■ RECORDS FOR PROCESSING:
>>>

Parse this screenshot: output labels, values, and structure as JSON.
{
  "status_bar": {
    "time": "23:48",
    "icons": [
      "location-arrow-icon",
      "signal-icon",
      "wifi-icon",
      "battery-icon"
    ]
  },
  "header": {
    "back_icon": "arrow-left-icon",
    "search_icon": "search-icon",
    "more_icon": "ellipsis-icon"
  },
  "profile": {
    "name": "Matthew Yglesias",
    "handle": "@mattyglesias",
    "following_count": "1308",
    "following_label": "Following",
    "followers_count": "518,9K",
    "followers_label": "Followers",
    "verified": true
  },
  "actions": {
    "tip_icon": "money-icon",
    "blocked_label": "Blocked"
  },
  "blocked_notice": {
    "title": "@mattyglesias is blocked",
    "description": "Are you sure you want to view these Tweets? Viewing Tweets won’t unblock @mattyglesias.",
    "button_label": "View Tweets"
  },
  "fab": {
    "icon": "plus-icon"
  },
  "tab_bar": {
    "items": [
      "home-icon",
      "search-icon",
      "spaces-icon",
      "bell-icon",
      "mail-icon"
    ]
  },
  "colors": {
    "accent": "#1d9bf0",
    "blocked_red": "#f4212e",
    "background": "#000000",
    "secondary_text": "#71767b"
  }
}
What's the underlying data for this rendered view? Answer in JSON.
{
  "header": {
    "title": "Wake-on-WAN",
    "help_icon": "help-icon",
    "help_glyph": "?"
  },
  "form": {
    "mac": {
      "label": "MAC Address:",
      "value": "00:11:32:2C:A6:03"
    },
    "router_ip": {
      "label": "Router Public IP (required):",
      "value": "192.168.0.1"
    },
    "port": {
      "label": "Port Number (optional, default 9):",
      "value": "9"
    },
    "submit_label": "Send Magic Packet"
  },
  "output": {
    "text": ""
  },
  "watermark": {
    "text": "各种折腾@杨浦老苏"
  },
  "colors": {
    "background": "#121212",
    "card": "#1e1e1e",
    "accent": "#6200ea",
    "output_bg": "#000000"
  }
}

<<<

Copy out the full material exactly as it appears.

■ CORRECT RESPONSE:
Parse this screenshot: output labels, values, and structure as JSON.
{
  "status_bar": {
    "time": "23:48",
    "icons": [
      "location-arrow-icon",
      "signal-icon",
      "wifi-icon",
      "battery-icon"
    ]
  },
  "header": {
    "back_icon": "arrow-left-icon",
    "search_icon": "search-icon",
    "more_icon": "ellipsis-icon"
  },
  "profile": {
    "name": "Matthew Yglesias",
    "handle": "@mattyglesias",
    "following_count": "1308",
    "following_label": "Following",
    "followers_count": "518,9K",
    "followers_label": "Followers",
    "verified": true
  },
  "actions": {
    "tip_icon": "money-icon",
    "blocked_label": "Blocked"
  },
  "blocked_notice": {
    "title": "@mattyglesias is blocked",
    "description": "Are you sure you want to view these Tweets? Viewing Tweets won’t unblock @mattyglesias.",
    "button_label": "View Tweets"
  },
  "fab": {
    "icon": "plus-icon"
  },
  "tab_bar": {
    "items": [
      "home-icon",
      "search-icon",
      "spaces-icon",
      "bell-icon",
      "mail-icon"
    ]
  },
  "colors": {
    "accent": "#1d9bf0",
    "blocked_red": "#f4212e",
    "background": "#000000",
    "secondary_text": "#71767b"
  }
}
What's the underlying data for this rendered view? Answer in JSON.
{
  "header": {
    "title": "Wake-on-WAN",
    "help_icon": "help-icon",
    "help_glyph": "?"
  },
  "form": {
    "mac": {
      "label": "MAC Address:",
      "value": "00:11:32:2C:A6:03"
    },
    "router_ip": {
      "label": "Router Public IP (required):",
      "value": "192.168.0.1"
    },
    "port": {
      "label": "Port Number (optional, default 9):",
      "value": "9"
    },
    "submit_label": "Send Magic Packet"
  },
  "output": {
    "text": ""
  },
  "watermark": {
    "text": "各种折腾@杨浦老苏"
  },
  "colors": {
    "background": "#121212",
    "card": "#1e1e1e",
    "accent": "#6200ea",
    "output_bg": "#000000"
  }
}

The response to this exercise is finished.